#### [Source material]
* * * * * * * * *

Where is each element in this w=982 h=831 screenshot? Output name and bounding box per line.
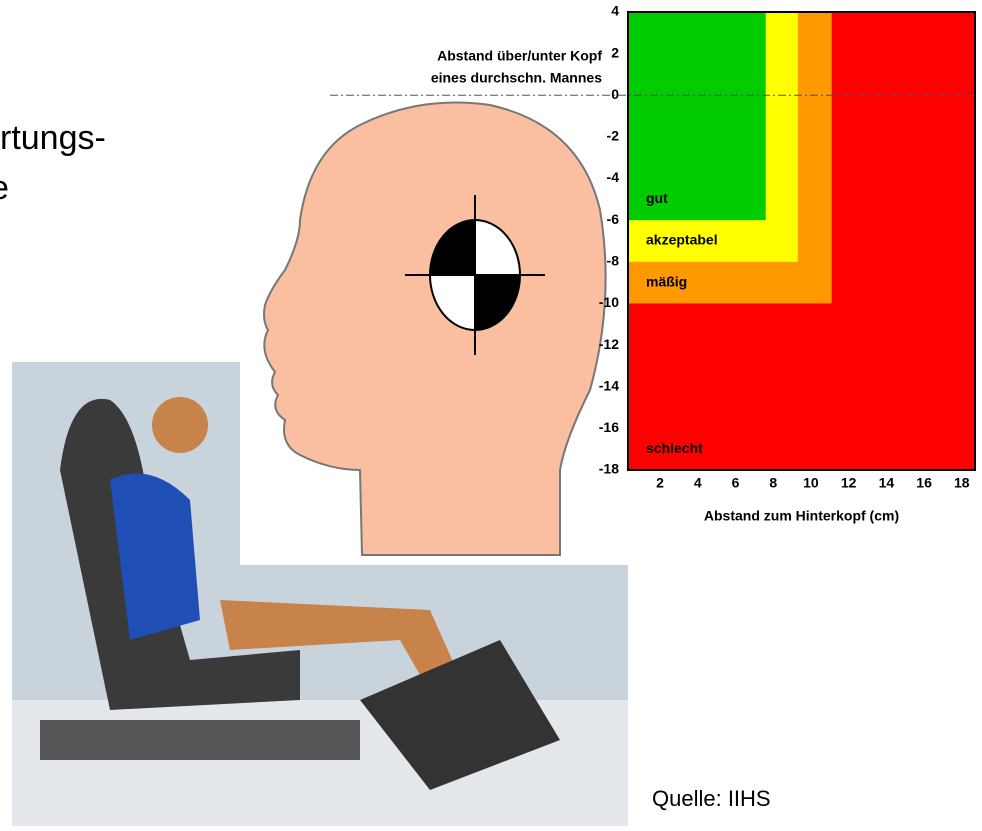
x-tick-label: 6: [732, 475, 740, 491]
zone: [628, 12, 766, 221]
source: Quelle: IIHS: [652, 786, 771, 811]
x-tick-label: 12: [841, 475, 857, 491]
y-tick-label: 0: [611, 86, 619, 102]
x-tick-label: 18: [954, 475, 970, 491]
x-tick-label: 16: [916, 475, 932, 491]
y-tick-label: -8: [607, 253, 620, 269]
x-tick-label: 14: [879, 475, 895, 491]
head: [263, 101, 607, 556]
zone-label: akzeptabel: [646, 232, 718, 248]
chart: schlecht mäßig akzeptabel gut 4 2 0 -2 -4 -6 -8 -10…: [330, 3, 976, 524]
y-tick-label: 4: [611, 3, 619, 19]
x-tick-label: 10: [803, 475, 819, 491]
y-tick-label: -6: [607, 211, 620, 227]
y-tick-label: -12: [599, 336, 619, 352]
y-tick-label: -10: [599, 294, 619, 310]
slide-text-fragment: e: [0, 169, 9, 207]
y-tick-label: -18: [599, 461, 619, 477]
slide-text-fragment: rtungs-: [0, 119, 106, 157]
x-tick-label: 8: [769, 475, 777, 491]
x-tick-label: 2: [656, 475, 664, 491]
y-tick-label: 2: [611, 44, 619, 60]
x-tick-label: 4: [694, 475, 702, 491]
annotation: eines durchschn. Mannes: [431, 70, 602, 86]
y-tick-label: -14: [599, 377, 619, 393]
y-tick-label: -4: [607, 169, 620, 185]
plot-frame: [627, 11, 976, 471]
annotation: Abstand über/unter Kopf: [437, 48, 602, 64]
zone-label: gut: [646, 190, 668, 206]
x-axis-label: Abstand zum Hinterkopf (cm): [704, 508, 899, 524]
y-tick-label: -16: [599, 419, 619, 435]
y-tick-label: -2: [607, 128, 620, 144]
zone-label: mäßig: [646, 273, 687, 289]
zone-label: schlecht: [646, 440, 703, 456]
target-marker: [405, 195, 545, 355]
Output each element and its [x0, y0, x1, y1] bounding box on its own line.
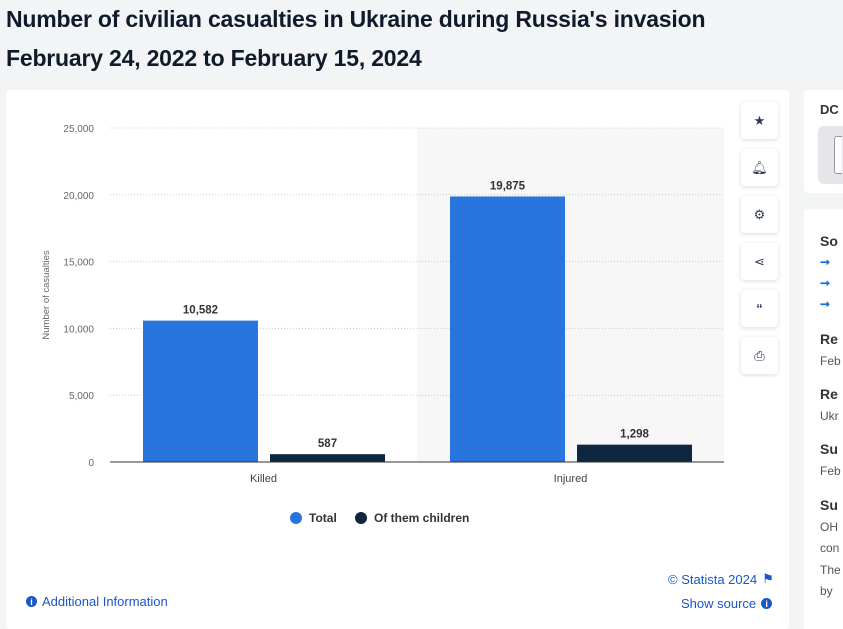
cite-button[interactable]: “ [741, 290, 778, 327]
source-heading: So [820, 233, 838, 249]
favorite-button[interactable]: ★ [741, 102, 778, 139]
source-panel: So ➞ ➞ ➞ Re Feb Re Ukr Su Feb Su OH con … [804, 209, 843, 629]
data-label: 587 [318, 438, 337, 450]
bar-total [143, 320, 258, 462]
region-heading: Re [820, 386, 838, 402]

* * * * * * * * *

#### [Written task]
Lay out every line of the rows above as a Markdown table with two columns, Number and Text, numbering the lines in order and skipping blank ones. Leave the pictures out.

#### [Completed task]
| Number | Text |
|---|---|
| 1 | Where is each element in this w=982 h=831 screenshot? Output name and bounding box per line. |
| 2 | x-tick-label: 6: [732, 475, 740, 491] |
| 3 | zone: [628, 12, 766, 221] |
| 4 | source: Quelle: IIHS: [652, 786, 771, 811] |
| 5 | x-tick-label: 12: [841, 475, 857, 491] |
| 6 | y-tick-label: 0: [611, 86, 619, 102] |
| 7 | x-tick-label: 18: [954, 475, 970, 491] |
| 8 | x-tick-label: 16: [916, 475, 932, 491] |
| 9 | y-tick-label: -8: [607, 253, 620, 269] |
| 10 | x-tick-label: 14: [879, 475, 895, 491] |
| 11 | head: [263, 101, 607, 556] |
| 12 | zone-label: akzeptabel: [646, 232, 718, 248] |
| 13 | chart: schlecht mäßig akzeptabel gut 4 2 0 -2 -4 -6 -8 -10…: [330, 3, 976, 524] |
| 14 | y-tick-label: 4: [611, 3, 619, 19] |
| 15 | x-tick-label: 10: [803, 475, 819, 491] |
| 16 | y-tick-label: -6: [607, 211, 620, 227] |
| 17 | y-tick-label: -12: [599, 336, 619, 352] |
| 18 | y-tick-label: -10: [599, 294, 619, 310] |
| 19 | slide-text-fragment: e: [0, 169, 9, 207] |
| 20 | y-tick-label: -18: [599, 461, 619, 477] |
| 21 | slide-text-fragment: rtungs-: [0, 119, 106, 157] |
| 22 | x-tick-label: 8: [769, 475, 777, 491] |
| 23 | x-tick-label: 2: [656, 475, 664, 491] |
| 24 | y-tick-label: 2: [611, 44, 619, 60] |
| 25 | x-tick-label: 4: [694, 475, 702, 491] |
| 26 | annotation: eines durchschn. Mannes: [431, 70, 602, 86] |
| 27 | y-tick-label: -14: [599, 377, 619, 393] |
| 28 | y-tick-label: -4: [607, 169, 620, 185] |
| 29 | plot-frame: [627, 11, 976, 471] |
| 30 | annotation: Abstand über/unter Kopf: [437, 48, 602, 64] |
| 31 | zone-label: gut: [646, 190, 668, 206] |
| 32 | x-axis-label: Abstand zum Hinterkopf (cm): [704, 508, 899, 524] |
| 33 | y-tick-label: -16: [599, 419, 619, 435] |
| 34 | y-tick-label: -2: [607, 128, 620, 144] |
| 35 | zone-label: mäßig: [646, 273, 687, 289] |
| 36 | zone-label: schlecht: [646, 440, 703, 456] |
| 37 | target-marker: [405, 195, 545, 355] |
| 38 | Output each element and its [x0, y0, x1, y1] bounding box on its own line. |
| 39 | cite-button[interactable]: “ [741, 290, 778, 327] |
| 40 | source-heading: So [820, 233, 838, 249] |
| 41 | favorite-button[interactable]: ★ [741, 102, 778, 139] |
| 42 | source-panel: So ➞ ➞ ➞ Re Feb Re Ukr Su Feb Su OH con … [804, 209, 843, 629] |
| 43 | data-label: 587 [318, 438, 337, 450] |
| 44 | bar-total [143, 320, 258, 462] |
| 45 | region-heading: Re [820, 386, 838, 402] |